[start]
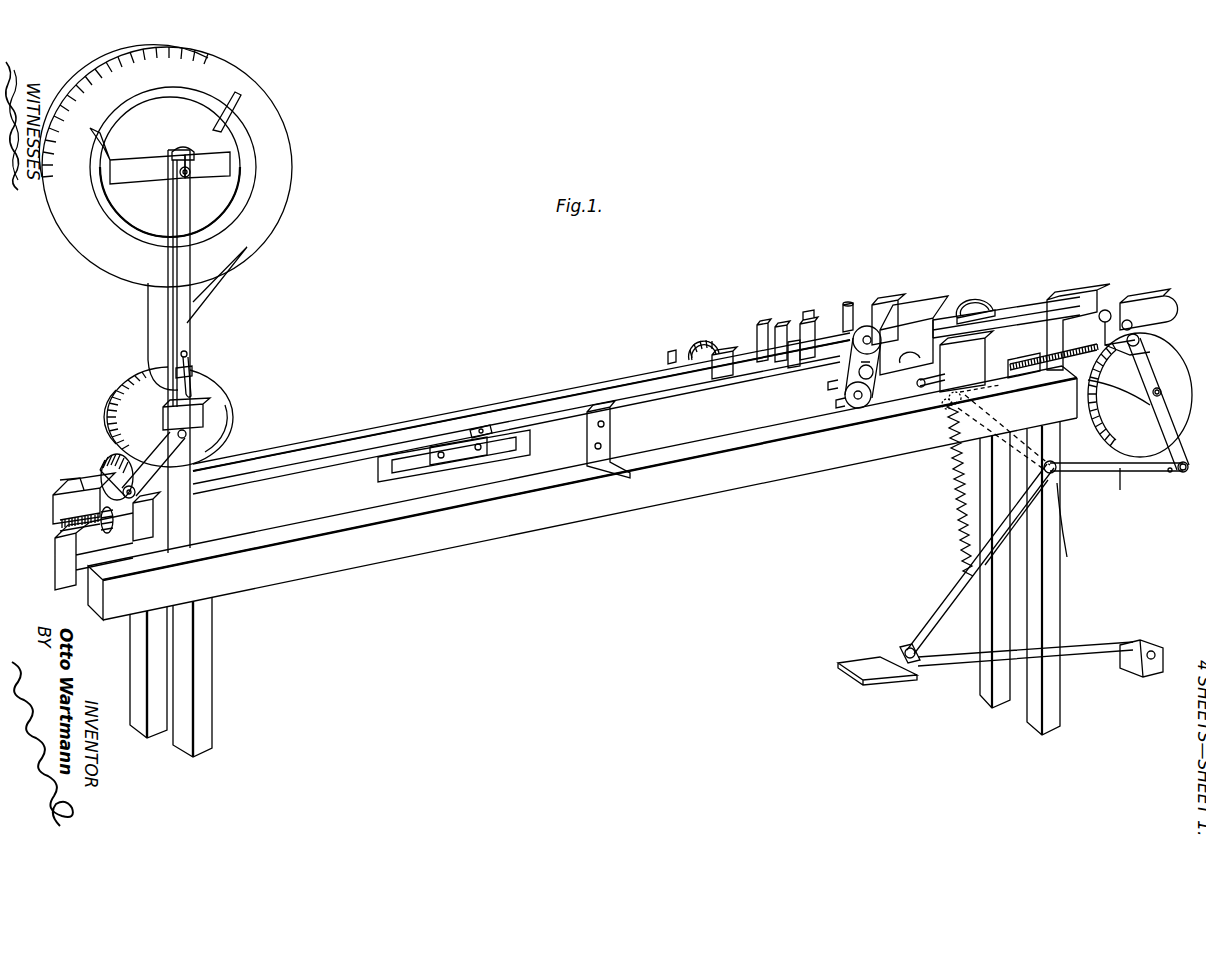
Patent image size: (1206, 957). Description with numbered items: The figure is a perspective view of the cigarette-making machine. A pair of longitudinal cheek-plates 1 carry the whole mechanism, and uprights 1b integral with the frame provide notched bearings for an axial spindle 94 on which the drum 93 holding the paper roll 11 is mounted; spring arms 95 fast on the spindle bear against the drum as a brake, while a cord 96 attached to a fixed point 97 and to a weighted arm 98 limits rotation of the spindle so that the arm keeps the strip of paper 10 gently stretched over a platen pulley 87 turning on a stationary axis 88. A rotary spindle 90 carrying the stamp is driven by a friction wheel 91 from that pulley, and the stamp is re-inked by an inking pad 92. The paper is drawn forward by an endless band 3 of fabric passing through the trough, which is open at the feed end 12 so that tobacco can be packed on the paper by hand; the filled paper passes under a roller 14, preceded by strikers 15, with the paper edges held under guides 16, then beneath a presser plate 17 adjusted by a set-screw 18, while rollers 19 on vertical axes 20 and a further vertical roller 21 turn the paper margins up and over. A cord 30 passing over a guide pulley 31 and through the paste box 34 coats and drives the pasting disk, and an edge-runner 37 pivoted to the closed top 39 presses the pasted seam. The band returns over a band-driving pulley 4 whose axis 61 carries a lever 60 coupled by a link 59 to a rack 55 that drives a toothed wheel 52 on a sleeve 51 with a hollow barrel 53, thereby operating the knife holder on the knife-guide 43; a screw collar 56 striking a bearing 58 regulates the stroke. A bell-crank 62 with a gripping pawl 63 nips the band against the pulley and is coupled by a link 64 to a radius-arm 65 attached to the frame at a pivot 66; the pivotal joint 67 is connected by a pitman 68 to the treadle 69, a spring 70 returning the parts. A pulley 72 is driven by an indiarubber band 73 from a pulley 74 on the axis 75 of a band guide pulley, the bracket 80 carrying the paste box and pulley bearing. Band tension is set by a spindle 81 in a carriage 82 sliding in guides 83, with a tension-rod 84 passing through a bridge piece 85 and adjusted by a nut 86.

The cheek-plate 1 is at (582, 561).
The upright 1b is at (247, 247).
The endless band 3 is at (500, 420).
The band-driving pulley 4 is at (1110, 470).
The strip of paper 10 is at (224, 288).
The roll 11 is at (284, 165).
The open portion of trough 12 is at (566, 375).
The roller 14 is at (694, 345).
The striker 15 is at (668, 355).
The guide 16 is at (620, 385).
The presser plate 17 is at (735, 352).
The set-screw 18 is at (796, 340).
The roller 19 is at (762, 322).
The vertical axis 20 is at (782, 322).
The vertical roller 21 is at (808, 360).
The cord 30 is at (868, 326).
The guide pulley 31 is at (853, 315).
The box 34 is at (920, 325).
The edge-runner 37 is at (980, 306).
The closed top 39 is at (1040, 296).
The knife-guide 43 is at (1140, 300).
The sleeve 51 is at (966, 361).
The toothed wheel 52 is at (1140, 344).
The hollow barrel 53 is at (1094, 420).
The rack 55 is at (1025, 378).
The screw collar 56 is at (948, 406).
The bearing 58 is at (1050, 325).
The link 59 is at (1108, 310).
The lever 60 is at (1160, 455).
The axis 61 is at (1160, 388).
The bell-crank 62 is at (1182, 473).
The gripping pawl 63 is at (1170, 474).
The link 64 is at (1118, 473).
The radius-arm 65 is at (1012, 448).
The pivot 66 is at (945, 402).
The pivotal joint 67 is at (1068, 540).
The pitman 68 is at (965, 578).
The treadle 69 is at (862, 662).
The spring 70 is at (955, 492).
The pulley 72 is at (892, 300).
The indiarubber band 73 is at (838, 388).
The pulley 74 is at (858, 410).
The axis 75 is at (870, 405).
The bracket 80 is at (918, 382).
The spindle 81 is at (478, 428).
The carriage 82 is at (440, 448).
The guides 83 is at (414, 462).
The tension-rod 84 is at (70, 529).
The bridge piece 85 is at (110, 530).
The nut 86 is at (70, 560).
The pulley 87 is at (218, 428).
The stationary axis 88 is at (188, 436).
The rotary spindle 90 is at (150, 492).
The friction wheel 91 is at (100, 462).
The inking pad 92 is at (76, 480).
The drum 93 is at (118, 210).
The axial spindle 94 is at (193, 158).
The spring arm 95 is at (134, 168).
The cord 96 is at (193, 370).
The fixed point 97 is at (188, 355).
The weighted arm 98 is at (205, 410).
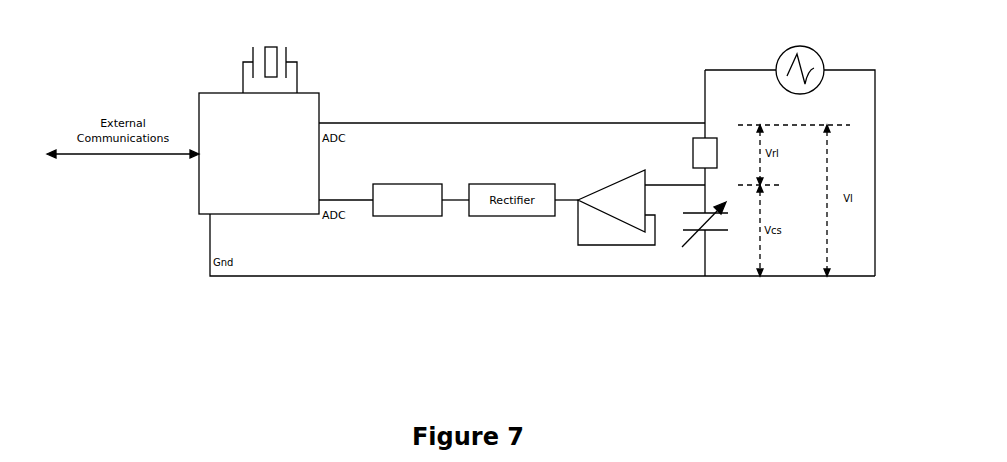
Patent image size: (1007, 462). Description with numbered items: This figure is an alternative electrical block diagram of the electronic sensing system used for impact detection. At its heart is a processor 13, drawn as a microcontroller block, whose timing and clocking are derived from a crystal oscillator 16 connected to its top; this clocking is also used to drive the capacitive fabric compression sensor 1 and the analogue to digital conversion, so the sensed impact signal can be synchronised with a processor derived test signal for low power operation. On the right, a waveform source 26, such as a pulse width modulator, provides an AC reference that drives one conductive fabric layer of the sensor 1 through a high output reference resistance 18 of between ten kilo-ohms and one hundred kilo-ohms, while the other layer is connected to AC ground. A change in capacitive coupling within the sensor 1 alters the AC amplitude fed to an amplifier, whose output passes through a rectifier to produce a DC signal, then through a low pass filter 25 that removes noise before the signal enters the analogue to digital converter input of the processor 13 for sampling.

The capacitive fabric compression sensor 1 is at (692, 228).
The processor 13 is at (216, 184).
The crystal oscillator 16 is at (165, 15).
The high output reference resistance 18 is at (705, 155).
The low pass filter 25 is at (408, 184).
The waveform source 26 is at (802, 47).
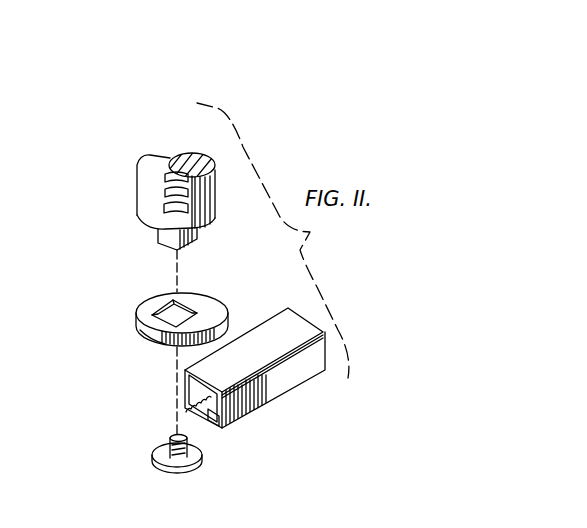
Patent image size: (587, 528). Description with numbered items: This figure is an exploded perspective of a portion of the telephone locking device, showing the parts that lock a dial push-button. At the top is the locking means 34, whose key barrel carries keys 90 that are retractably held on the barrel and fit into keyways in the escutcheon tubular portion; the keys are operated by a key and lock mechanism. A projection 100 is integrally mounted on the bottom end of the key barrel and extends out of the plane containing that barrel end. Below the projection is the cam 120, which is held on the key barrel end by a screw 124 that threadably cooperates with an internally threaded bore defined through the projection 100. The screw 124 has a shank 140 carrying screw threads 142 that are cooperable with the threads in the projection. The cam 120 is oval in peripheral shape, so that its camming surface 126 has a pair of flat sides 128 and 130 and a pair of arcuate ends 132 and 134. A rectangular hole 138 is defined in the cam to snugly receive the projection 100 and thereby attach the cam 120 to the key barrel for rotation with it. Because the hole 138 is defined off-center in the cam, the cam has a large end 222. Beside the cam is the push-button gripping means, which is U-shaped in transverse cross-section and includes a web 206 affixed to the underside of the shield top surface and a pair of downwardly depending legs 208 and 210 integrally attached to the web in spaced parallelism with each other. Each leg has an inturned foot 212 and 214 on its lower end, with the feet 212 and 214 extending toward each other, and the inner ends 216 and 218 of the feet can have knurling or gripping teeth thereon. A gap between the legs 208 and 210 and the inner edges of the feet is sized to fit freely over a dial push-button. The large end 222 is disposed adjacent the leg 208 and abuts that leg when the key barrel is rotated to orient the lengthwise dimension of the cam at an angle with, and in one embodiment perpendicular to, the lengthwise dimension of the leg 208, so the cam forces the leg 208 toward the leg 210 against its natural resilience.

The locking means 34 is at (148, 175).
The keys 90 is at (165, 193).
The projection 100 is at (158, 236).
The cam 120 is at (130, 320).
The camming surface 126 is at (148, 338).
The flat side 128 is at (160, 344).
The flat side 130 is at (205, 298).
The arcuate end 132 is at (176, 297).
The arcuate end 134 is at (257, 304).
The rectangular hole 138 is at (150, 313).
The large end 222 is at (203, 327).
The web 206 is at (298, 328).
The leg 210 is at (310, 357).
The leg 208 is at (186, 390).
The inturned foot 212 is at (184, 409).
The inturned foot 214 is at (215, 432).
The inner end 216 is at (193, 412).
The inner end 218 is at (210, 410).
The screw 124 is at (185, 478).
The shank 140 is at (177, 452).
The screw threads 142 is at (168, 460).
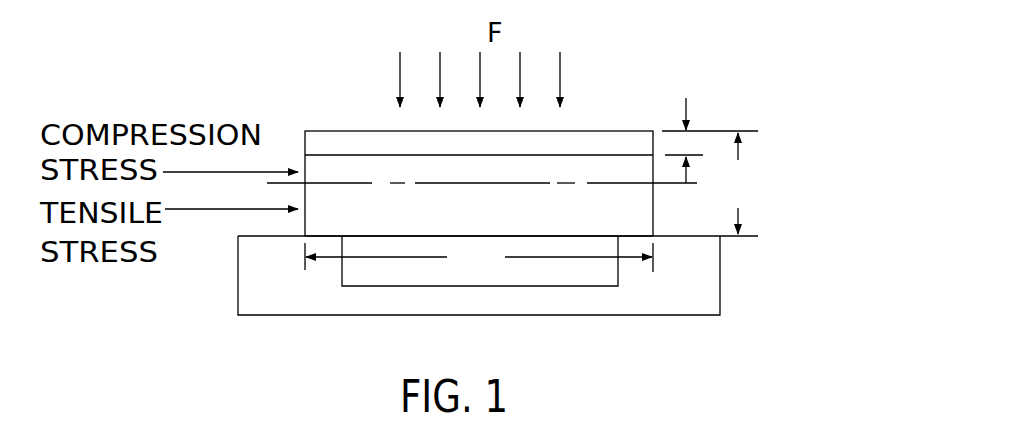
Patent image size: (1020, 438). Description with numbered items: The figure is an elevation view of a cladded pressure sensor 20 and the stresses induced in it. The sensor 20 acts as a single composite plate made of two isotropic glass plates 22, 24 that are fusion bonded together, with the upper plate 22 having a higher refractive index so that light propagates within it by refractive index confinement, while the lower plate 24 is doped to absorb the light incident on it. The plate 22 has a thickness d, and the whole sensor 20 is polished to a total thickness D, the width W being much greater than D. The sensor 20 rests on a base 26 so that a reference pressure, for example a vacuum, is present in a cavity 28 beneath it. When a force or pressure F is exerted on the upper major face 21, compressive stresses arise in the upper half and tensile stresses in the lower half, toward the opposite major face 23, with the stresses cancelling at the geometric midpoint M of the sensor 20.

The cladded pressure sensor 20 is at (641, 50).
The major face 21 is at (372, 126).
The plate 22 is at (317, 140).
The major face 23 is at (546, 244).
The plate 24 is at (357, 166).
The base 26 is at (726, 278).
The cavity 28 is at (596, 274).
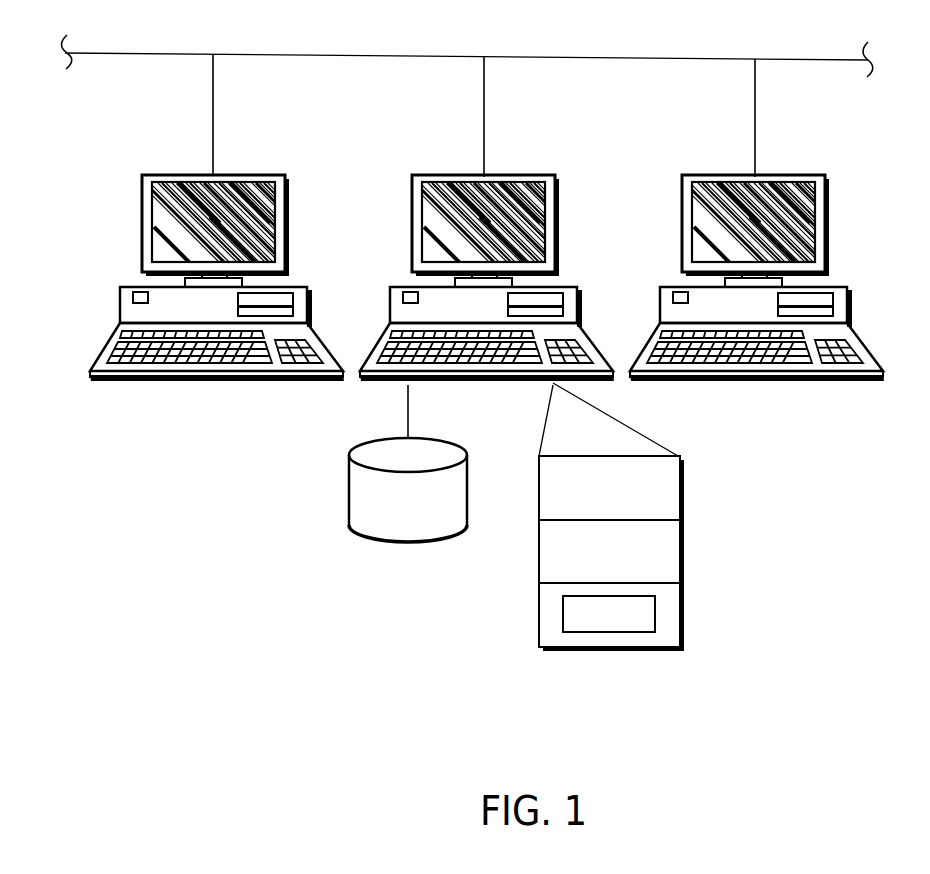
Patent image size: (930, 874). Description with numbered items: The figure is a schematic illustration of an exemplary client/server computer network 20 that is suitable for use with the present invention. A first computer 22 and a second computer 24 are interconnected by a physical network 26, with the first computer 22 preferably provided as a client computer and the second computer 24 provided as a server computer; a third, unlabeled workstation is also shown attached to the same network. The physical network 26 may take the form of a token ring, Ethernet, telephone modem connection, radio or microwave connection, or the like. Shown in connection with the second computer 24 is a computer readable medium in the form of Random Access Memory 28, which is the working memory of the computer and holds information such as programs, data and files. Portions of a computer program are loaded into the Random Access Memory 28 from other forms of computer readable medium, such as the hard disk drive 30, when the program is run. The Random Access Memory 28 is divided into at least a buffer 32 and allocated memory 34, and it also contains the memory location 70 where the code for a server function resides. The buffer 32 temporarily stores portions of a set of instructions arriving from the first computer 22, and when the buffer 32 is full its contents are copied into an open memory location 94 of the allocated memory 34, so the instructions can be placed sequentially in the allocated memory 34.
[end]
* Goal: Rewrite everything from the line containing "Patent image size: (1020, 438)." down to the line containing "The plate 24 is at (357, 166)." as a Markdown table with the columns Row and Line, leaving out blank lines.

* Complete response:
| Row | Line |
|---|---|
| 1 | Patent image size: (1020, 438). Description with numbered items: The figure is an elevation view of a cladded pressure sensor 20 and the stresses induced in it. The sensor 20 acts as a single composite plate made of two isotropic glass plates 22, 24 that are fusion bonded together, with the upper plate 22 having a higher refractive index so that light propagates within it by refractive index confinement, while the lower plate 24 is doped to absorb the light incident on it. The plate 22 has a thickness d, and the whole sensor 20 is polished to a total thickness D, the width W being much greater than D. The sensor 20 rests on a base 26 so that a reference pressure, for example a vacuum, is present in a cavity 28 beneath it. When a force or pressure F is exerted on the upper major face 21, compressive stresses arise in the upper half and tensile stresses in the lower half, toward the opposite major face 23, with the stresses cancelling at the geometric midpoint M of the sensor 20. |
| 2 | The cladded pressure sensor 20 is at (641, 50). |
| 3 | The major face 21 is at (372, 126). |
| 4 | The plate 22 is at (317, 140). |
| 5 | The major face 23 is at (546, 244). |
| 6 | The plate 24 is at (357, 166). |